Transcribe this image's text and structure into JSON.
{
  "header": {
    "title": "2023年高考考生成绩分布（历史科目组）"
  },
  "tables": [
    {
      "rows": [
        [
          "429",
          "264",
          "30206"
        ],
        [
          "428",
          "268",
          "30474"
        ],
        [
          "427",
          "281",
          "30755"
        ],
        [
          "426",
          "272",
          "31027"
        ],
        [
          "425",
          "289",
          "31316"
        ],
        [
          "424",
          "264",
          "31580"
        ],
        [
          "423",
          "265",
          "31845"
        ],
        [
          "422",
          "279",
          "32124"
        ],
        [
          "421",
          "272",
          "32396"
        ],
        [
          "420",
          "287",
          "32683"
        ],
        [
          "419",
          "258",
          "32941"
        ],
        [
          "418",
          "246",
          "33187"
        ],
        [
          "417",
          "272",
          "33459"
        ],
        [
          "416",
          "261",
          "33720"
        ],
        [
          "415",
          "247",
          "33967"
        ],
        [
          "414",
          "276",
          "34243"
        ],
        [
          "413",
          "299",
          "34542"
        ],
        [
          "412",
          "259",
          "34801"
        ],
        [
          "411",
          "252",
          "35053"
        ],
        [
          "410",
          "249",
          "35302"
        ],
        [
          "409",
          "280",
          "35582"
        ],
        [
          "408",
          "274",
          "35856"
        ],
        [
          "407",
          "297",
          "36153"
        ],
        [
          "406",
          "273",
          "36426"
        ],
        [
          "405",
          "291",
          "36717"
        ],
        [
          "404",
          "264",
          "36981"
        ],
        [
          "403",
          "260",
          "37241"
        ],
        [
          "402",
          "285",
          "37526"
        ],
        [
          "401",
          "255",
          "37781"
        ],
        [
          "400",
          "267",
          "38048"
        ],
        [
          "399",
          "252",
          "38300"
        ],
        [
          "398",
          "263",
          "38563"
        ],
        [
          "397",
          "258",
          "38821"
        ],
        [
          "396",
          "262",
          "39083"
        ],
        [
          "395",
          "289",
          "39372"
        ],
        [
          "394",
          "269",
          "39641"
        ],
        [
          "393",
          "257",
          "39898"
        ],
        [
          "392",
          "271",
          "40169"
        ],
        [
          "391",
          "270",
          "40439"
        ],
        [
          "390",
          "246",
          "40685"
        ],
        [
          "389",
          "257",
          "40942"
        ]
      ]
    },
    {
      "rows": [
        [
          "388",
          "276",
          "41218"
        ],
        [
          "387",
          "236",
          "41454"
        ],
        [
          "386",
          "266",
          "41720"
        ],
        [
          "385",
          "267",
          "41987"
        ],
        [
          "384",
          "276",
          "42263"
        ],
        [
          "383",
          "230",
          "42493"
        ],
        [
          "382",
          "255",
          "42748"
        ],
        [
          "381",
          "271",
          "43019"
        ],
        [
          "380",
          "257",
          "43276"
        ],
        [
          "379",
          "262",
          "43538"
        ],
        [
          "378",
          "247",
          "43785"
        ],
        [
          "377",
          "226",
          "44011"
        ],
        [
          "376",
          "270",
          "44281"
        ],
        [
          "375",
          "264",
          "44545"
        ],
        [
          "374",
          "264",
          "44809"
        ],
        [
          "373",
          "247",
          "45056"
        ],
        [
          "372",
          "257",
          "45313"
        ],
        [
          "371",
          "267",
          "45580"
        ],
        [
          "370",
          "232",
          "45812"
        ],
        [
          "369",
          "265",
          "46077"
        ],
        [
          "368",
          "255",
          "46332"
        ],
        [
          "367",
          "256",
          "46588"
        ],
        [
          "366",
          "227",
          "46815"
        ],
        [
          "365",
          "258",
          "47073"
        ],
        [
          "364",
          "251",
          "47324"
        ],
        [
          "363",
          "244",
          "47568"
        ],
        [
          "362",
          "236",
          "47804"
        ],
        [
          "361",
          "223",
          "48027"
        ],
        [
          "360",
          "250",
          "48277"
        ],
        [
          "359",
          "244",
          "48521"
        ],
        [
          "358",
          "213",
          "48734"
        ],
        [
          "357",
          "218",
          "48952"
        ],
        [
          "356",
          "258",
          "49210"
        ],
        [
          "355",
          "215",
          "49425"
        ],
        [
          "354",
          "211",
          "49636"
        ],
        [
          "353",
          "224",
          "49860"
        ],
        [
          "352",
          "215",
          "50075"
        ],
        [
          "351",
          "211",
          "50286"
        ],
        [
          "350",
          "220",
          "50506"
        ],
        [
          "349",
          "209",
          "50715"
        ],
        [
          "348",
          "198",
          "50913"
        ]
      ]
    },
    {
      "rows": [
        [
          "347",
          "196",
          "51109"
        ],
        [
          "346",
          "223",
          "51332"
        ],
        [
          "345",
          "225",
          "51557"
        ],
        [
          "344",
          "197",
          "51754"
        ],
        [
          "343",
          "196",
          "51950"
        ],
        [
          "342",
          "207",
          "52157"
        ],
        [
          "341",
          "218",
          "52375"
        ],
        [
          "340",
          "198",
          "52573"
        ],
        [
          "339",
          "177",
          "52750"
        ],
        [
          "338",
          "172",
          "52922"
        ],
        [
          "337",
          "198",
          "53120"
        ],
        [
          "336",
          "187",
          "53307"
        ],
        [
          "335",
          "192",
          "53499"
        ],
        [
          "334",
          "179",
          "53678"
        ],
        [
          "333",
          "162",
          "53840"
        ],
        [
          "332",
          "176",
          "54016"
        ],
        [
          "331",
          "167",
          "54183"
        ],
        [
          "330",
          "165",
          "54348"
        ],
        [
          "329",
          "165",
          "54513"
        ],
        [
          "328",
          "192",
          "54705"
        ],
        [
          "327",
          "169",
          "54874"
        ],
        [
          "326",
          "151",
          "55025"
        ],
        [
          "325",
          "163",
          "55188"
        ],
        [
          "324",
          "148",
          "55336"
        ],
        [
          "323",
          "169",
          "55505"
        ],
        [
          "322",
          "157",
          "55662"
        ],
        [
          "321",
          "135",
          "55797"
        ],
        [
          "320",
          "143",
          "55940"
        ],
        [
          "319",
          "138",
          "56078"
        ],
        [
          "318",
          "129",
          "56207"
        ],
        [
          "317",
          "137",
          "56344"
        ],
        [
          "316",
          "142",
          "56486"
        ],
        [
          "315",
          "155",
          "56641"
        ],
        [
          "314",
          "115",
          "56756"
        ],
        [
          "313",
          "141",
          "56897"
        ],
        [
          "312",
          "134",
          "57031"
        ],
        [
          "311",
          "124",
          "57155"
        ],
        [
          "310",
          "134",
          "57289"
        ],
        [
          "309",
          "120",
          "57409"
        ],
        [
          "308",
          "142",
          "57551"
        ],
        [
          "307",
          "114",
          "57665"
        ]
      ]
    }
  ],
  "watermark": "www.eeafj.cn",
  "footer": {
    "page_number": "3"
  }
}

------------------------------------------------------------

• Aim of the task: Print all of the entries exactly as they appear.

• Written solution:
Transcribe this image's text and structure into JSON.
{
  "header": {
    "title": "2023年高考考生成绩分布（历史科目组）"
  },
  "tables": [
    {
      "rows": [
        [
          "429",
          "264",
          "30206"
        ],
        [
          "428",
          "268",
          "30474"
        ],
        [
          "427",
          "281",
          "30755"
        ],
        [
          "426",
          "272",
          "31027"
        ],
        [
          "425",
          "289",
          "31316"
        ],
        [
          "424",
          "264",
          "31580"
        ],
        [
          "423",
          "265",
          "31845"
        ],
        [
          "422",
          "279",
          "32124"
        ],
        [
          "421",
          "272",
          "32396"
        ],
        [
          "420",
          "287",
          "32683"
        ],
        [
          "419",
          "258",
          "32941"
        ],
        [
          "418",
          "246",
          "33187"
        ],
        [
          "417",
          "272",
          "33459"
        ],
        [
          "416",
          "261",
          "33720"
        ],
        [
          "415",
          "247",
          "33967"
        ],
        [
          "414",
          "276",
          "34243"
        ],
        [
          "413",
          "299",
          "34542"
        ],
        [
          "412",
          "259",
          "34801"
        ],
        [
          "411",
          "252",
          "35053"
        ],
        [
          "410",
          "249",
          "35302"
        ],
        [
          "409",
          "280",
          "35582"
        ],
        [
          "408",
          "274",
          "35856"
        ],
        [
          "407",
          "297",
          "36153"
        ],
        [
          "406",
          "273",
          "36426"
        ],
        [
          "405",
          "291",
          "36717"
        ],
        [
          "404",
          "264",
          "36981"
        ],
        [
          "403",
          "260",
          "37241"
        ],
        [
          "402",
          "285",
          "37526"
        ],
        [
          "401",
          "255",
          "37781"
        ],
        [
          "400",
          "267",
          "38048"
        ],
        [
          "399",
          "252",
          "38300"
        ],
        [
          "398",
          "263",
          "38563"
        ],
        [
          "397",
          "258",
          "38821"
        ],
        [
          "396",
          "262",
          "39083"
        ],
        [
          "395",
          "289",
          "39372"
        ],
        [
          "394",
          "269",
          "39641"
        ],
        [
          "393",
          "257",
          "39898"
        ],
        [
          "392",
          "271",
          "40169"
        ],
        [
          "391",
          "270",
          "40439"
        ],
        [
          "390",
          "246",
          "40685"
        ],
        [
          "389",
          "257",
          "40942"
        ]
      ]
    },
    {
      "rows": [
        [
          "388",
          "276",
          "41218"
        ],
        [
          "387",
          "236",
          "41454"
        ],
        [
          "386",
          "266",
          "41720"
        ],
        [
          "385",
          "267",
          "41987"
        ],
        [
          "384",
          "276",
          "42263"
        ],
        [
          "383",
          "230",
          "42493"
        ],
        [
          "382",
          "255",
          "42748"
        ],
        [
          "381",
          "271",
          "43019"
        ],
        [
          "380",
          "257",
          "43276"
        ],
        [
          "379",
          "262",
          "43538"
        ],
        [
          "378",
          "247",
          "43785"
        ],
        [
          "377",
          "226",
          "44011"
        ],
        [
          "376",
          "270",
          "44281"
        ],
        [
          "375",
          "264",
          "44545"
        ],
        [
          "374",
          "264",
          "44809"
        ],
        [
          "373",
          "247",
          "45056"
        ],
        [
          "372",
          "257",
          "45313"
        ],
        [
          "371",
          "267",
          "45580"
        ],
        [
          "370",
          "232",
          "45812"
        ],
        [
          "369",
          "265",
          "46077"
        ],
        [
          "368",
          "255",
          "46332"
        ],
        [
          "367",
          "256",
          "46588"
        ],
        [
          "366",
          "227",
          "46815"
        ],
        [
          "365",
          "258",
          "47073"
        ],
        [
          "364",
          "251",
          "47324"
        ],
        [
          "363",
          "244",
          "47568"
        ],
        [
          "362",
          "236",
          "47804"
        ],
        [
          "361",
          "223",
          "48027"
        ],
        [
          "360",
          "250",
          "48277"
        ],
        [
          "359",
          "244",
          "48521"
        ],
        [
          "358",
          "213",
          "48734"
        ],
        [
          "357",
          "218",
          "48952"
        ],
        [
          "356",
          "258",
          "49210"
        ],
        [
          "355",
          "215",
          "49425"
        ],
        [
          "354",
          "211",
          "49636"
        ],
        [
          "353",
          "224",
          "49860"
        ],
        [
          "352",
          "215",
          "50075"
        ],
        [
          "351",
          "211",
          "50286"
        ],
        [
          "350",
          "220",
          "50506"
        ],
        [
          "349",
          "209",
          "50715"
        ],
        [
          "348",
          "198",
          "50913"
        ]
      ]
    },
    {
      "rows": [
        [
          "347",
          "196",
          "51109"
        ],
        [
          "346",
          "223",
          "51332"
        ],
        [
          "345",
          "225",
          "51557"
        ],
        [
          "344",
          "197",
          "51754"
        ],
        [
          "343",
          "196",
          "51950"
        ],
        [
          "342",
          "207",
          "52157"
        ],
        [
          "341",
          "218",
          "52375"
        ],
        [
          "340",
          "198",
          "52573"
        ],
        [
          "339",
          "177",
          "52750"
        ],
        [
          "338",
          "172",
          "52922"
        ],
        [
          "337",
          "198",
          "53120"
        ],
        [
          "336",
          "187",
          "53307"
        ],
        [
          "335",
          "192",
          "53499"
        ],
        [
          "334",
          "179",
          "53678"
        ],
        [
          "333",
          "162",
          "53840"
        ],
        [
          "332",
          "176",
          "54016"
        ],
        [
          "331",
          "167",
          "54183"
        ],
        [
          "330",
          "165",
          "54348"
        ],
        [
          "329",
          "165",
          "54513"
        ],
        [
          "328",
          "192",
          "54705"
        ],
        [
          "327",
          "169",
          "54874"
        ],
        [
          "326",
          "151",
          "55025"
        ],
        [
          "325",
          "163",
          "55188"
        ],
        [
          "324",
          "148",
          "55336"
        ],
        [
          "323",
          "169",
          "55505"
        ],
        [
          "322",
          "157",
          "55662"
        ],
        [
          "321",
          "135",
          "55797"
        ],
        [
          "320",
          "143",
          "55940"
        ],
        [
          "319",
          "138",
          "56078"
        ],
        [
          "318",
          "129",
          "56207"
        ],
        [
          "317",
          "137",
          "56344"
        ],
        [
          "316",
          "142",
          "56486"
        ],
        [
          "315",
          "155",
          "56641"
        ],
        [
          "314",
          "115",
          "56756"
        ],
        [
          "313",
          "141",
          "56897"
        ],
        [
          "312",
          "134",
          "57031"
        ],
        [
          "311",
          "124",
          "57155"
        ],
        [
          "310",
          "134",
          "57289"
        ],
        [
          "309",
          "120",
          "57409"
        ],
        [
          "308",
          "142",
          "57551"
        ],
        [
          "307",
          "114",
          "57665"
        ]
      ]
    }
  ],
  "watermark": "www.eeafj.cn",
  "footer": {
    "page_number": "3"
  }
}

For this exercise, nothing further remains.